What is needed: Return each line of the data below that contains the string "alleen".

##### Information shown

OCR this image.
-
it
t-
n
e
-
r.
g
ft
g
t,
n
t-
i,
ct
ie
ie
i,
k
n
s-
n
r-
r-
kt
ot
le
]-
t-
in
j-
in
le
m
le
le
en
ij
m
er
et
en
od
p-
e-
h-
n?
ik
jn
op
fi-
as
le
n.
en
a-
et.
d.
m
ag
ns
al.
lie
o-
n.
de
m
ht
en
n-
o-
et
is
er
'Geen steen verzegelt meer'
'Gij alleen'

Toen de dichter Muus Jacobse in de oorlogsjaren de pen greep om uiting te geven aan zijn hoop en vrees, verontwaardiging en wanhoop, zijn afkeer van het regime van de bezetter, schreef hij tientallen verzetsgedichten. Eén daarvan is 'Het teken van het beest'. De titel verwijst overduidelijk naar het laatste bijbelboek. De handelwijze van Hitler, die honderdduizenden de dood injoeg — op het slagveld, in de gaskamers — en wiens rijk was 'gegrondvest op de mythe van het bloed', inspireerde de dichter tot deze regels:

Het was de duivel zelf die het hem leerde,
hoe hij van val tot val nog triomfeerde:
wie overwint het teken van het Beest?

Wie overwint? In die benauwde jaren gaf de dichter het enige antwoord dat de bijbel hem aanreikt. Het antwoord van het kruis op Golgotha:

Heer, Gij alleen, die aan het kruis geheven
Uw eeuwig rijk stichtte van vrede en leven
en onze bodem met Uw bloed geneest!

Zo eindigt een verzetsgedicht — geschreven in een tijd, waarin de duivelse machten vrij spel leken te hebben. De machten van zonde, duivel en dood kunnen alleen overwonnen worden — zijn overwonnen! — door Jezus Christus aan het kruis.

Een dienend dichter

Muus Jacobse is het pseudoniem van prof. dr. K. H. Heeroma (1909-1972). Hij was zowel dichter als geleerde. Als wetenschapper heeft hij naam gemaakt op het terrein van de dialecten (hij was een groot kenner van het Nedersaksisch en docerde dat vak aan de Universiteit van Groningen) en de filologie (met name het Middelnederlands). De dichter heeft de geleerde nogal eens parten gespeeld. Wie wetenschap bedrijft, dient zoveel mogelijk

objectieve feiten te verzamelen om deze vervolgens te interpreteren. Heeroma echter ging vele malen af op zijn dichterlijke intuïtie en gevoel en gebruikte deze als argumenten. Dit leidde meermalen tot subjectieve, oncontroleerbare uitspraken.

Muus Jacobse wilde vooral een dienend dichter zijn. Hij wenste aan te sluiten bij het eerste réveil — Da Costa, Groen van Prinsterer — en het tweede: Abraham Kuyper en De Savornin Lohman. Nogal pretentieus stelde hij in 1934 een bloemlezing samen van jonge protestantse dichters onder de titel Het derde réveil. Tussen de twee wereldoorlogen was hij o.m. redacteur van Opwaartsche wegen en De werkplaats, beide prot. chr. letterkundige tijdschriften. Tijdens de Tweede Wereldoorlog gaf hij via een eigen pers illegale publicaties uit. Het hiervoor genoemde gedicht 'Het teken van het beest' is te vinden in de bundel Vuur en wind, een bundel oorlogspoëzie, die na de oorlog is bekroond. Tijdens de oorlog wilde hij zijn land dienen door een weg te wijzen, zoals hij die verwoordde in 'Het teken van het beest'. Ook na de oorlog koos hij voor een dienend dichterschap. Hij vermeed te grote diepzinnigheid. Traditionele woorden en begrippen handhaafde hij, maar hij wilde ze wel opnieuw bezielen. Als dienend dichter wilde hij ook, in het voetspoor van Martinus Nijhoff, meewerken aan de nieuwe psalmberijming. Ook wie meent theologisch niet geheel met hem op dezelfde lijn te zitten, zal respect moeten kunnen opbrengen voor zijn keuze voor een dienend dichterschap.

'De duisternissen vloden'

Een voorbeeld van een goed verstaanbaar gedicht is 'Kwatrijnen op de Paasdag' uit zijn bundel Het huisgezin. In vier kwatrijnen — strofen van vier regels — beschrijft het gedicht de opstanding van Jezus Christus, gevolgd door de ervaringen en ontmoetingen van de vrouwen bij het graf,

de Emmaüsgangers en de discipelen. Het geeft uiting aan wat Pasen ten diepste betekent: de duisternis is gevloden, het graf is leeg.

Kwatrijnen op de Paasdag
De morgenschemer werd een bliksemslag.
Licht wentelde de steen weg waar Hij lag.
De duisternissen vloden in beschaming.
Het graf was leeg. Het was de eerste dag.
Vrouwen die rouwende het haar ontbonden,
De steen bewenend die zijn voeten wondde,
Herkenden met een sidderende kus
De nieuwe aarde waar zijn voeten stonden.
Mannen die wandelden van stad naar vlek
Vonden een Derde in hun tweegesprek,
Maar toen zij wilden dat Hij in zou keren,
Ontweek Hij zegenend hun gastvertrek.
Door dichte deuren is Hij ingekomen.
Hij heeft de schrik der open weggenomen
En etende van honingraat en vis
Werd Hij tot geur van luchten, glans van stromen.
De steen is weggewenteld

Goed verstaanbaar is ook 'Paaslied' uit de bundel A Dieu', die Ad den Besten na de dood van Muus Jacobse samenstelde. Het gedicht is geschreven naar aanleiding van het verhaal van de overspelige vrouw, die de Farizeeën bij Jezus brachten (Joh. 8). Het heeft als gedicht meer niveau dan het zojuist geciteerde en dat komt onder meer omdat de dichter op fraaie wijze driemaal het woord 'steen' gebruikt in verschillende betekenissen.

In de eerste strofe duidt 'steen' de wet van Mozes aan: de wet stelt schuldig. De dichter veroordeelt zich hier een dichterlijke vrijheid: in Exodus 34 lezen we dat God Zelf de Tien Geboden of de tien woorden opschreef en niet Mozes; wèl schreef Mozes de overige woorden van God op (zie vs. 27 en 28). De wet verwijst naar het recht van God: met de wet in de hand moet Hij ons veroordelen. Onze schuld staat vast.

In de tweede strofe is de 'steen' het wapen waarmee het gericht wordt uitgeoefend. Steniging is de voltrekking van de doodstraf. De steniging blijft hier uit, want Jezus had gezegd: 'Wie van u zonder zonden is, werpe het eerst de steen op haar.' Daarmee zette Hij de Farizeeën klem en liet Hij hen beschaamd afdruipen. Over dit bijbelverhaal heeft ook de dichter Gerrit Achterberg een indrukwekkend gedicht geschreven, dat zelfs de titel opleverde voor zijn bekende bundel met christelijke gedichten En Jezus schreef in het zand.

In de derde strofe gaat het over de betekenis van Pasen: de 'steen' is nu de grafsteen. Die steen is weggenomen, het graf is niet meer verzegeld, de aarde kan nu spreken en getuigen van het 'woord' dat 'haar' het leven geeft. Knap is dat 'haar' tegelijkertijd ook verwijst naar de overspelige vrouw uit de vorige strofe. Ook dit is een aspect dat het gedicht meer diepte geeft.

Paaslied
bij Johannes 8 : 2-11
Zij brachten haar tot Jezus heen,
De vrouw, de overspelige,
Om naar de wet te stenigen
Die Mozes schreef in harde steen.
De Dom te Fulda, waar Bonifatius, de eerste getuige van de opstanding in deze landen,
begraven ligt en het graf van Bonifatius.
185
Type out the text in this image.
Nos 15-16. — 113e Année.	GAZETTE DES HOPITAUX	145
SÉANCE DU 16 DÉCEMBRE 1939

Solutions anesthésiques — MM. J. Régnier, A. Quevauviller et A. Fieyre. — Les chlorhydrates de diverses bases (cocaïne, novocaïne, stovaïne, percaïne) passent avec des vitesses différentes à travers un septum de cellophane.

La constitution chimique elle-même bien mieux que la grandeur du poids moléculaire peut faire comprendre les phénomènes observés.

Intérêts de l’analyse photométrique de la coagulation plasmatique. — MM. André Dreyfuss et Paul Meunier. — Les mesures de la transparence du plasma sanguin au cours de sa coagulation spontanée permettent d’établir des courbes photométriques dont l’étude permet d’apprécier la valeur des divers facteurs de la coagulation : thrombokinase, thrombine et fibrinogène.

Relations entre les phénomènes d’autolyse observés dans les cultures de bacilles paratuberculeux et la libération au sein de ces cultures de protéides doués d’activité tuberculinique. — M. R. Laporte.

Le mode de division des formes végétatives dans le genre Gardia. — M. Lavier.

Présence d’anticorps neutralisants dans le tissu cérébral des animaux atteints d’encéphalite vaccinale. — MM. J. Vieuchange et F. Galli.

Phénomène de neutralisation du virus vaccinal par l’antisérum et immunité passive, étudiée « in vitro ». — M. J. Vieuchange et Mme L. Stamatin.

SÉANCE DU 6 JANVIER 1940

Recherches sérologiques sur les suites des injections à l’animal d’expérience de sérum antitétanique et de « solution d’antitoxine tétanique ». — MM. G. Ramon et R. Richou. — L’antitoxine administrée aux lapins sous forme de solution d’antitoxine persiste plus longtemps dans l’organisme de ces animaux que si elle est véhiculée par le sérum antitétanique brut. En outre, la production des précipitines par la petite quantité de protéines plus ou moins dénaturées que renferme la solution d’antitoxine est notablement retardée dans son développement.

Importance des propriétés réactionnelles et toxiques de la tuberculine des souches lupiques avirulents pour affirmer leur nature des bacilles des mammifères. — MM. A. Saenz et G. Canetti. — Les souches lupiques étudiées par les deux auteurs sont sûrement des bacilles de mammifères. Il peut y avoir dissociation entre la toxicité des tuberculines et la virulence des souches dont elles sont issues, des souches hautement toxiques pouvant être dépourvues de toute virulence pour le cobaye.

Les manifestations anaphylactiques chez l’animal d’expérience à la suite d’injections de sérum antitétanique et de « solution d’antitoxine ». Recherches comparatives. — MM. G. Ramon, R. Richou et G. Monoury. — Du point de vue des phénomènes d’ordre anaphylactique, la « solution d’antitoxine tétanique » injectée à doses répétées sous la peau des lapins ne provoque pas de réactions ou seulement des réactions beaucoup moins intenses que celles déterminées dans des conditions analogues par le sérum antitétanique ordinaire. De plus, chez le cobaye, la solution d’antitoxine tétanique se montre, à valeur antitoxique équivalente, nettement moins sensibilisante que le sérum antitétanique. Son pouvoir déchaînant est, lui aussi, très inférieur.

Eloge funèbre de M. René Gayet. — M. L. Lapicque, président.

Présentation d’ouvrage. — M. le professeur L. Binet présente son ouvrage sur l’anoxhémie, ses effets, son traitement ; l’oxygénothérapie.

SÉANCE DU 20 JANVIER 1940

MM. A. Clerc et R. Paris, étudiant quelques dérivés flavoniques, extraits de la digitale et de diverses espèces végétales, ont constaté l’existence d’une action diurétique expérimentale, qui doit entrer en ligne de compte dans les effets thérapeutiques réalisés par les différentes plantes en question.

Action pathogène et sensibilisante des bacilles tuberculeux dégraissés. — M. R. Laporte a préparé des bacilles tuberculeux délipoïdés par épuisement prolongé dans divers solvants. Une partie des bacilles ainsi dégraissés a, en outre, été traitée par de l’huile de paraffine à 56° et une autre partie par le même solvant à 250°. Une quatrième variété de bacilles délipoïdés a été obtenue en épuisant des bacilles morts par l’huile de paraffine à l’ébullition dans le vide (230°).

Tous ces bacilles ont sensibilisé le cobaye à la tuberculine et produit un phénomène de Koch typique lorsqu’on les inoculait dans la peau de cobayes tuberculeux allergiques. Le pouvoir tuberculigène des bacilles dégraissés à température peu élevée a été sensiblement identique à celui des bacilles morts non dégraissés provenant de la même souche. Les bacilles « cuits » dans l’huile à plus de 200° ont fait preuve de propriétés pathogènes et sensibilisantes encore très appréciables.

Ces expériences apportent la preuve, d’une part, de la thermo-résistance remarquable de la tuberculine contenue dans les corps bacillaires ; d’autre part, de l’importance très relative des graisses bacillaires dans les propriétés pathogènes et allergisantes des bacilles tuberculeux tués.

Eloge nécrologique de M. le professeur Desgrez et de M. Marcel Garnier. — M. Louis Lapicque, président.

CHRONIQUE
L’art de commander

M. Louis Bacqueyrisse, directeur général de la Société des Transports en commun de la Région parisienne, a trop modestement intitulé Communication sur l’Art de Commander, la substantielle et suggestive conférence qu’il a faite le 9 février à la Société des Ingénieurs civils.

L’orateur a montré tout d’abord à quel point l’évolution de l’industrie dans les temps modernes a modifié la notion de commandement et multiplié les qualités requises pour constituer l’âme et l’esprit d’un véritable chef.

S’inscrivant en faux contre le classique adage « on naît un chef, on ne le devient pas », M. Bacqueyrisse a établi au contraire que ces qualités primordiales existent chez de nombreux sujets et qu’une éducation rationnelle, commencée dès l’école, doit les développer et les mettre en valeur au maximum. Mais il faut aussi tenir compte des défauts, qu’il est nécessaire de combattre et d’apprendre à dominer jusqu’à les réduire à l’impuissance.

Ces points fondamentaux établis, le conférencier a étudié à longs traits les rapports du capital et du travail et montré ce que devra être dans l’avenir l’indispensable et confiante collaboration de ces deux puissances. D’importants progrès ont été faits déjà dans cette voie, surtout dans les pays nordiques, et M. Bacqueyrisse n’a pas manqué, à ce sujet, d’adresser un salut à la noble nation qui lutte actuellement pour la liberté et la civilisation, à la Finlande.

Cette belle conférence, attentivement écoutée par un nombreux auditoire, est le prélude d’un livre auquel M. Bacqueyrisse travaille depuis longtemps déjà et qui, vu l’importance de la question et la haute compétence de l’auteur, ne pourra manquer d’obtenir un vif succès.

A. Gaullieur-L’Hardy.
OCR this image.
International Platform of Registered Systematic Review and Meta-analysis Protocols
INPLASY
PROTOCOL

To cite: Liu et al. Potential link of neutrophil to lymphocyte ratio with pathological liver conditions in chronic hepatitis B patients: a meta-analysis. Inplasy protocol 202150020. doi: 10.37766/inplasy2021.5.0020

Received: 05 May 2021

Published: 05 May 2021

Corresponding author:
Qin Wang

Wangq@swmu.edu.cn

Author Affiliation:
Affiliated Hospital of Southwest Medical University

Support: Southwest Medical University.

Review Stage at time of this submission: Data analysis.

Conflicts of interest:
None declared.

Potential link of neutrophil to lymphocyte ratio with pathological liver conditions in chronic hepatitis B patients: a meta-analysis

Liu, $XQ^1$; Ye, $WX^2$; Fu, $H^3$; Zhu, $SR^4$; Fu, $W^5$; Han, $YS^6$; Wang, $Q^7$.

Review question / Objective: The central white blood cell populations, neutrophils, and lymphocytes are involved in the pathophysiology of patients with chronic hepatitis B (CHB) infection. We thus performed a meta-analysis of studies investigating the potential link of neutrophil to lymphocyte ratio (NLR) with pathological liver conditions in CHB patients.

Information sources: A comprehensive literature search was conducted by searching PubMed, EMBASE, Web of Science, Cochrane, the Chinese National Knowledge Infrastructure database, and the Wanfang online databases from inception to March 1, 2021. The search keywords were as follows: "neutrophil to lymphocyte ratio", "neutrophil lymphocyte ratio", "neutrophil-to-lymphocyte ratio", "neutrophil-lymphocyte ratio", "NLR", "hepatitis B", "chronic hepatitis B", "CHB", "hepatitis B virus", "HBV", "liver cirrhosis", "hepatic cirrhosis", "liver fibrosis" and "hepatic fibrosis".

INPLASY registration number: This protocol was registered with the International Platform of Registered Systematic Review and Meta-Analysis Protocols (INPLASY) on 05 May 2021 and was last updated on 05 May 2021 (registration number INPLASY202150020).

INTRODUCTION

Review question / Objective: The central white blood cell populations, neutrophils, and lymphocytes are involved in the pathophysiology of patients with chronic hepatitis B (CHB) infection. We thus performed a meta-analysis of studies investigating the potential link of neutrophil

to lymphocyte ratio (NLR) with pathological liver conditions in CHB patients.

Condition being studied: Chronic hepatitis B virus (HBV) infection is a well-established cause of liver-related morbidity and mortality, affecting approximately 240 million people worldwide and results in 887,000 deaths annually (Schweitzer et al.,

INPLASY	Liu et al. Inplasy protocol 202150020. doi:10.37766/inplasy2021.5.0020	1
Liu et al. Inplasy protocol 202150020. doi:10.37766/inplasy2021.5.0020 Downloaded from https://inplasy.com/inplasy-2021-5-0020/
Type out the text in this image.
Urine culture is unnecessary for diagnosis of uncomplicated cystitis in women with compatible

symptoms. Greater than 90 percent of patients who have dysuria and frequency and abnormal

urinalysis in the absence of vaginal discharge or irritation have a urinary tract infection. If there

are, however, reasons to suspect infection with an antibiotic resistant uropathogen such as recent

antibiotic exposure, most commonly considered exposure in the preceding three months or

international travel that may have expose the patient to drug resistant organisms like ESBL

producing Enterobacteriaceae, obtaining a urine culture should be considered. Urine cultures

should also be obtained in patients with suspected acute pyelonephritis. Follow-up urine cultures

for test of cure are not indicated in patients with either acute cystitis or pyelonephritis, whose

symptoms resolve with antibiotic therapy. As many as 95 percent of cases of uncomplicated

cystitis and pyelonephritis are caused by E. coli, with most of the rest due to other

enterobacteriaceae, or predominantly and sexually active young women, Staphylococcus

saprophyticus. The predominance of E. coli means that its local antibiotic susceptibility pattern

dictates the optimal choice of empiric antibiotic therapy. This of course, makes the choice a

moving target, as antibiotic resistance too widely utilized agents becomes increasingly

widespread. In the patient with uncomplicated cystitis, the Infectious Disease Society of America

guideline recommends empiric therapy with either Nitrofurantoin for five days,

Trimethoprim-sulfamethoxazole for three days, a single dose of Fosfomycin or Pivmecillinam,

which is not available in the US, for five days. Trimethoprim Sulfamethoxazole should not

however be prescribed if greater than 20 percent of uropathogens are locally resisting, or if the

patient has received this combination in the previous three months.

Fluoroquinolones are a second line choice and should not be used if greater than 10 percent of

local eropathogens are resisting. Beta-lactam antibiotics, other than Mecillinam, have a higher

##########

Task answer:
'Gij alleen'
Heer, Gij alleen, die aan het kruis geheven
Zo eindigt een verzetsgedicht — geschreven in een tijd, waarin de duivelse machten vrij spel leken te hebben. De machten van zonde, duivel en dood kunnen alleen overwonnen worden — zijn overwonnen! — door Jezus Christus aan het kruis.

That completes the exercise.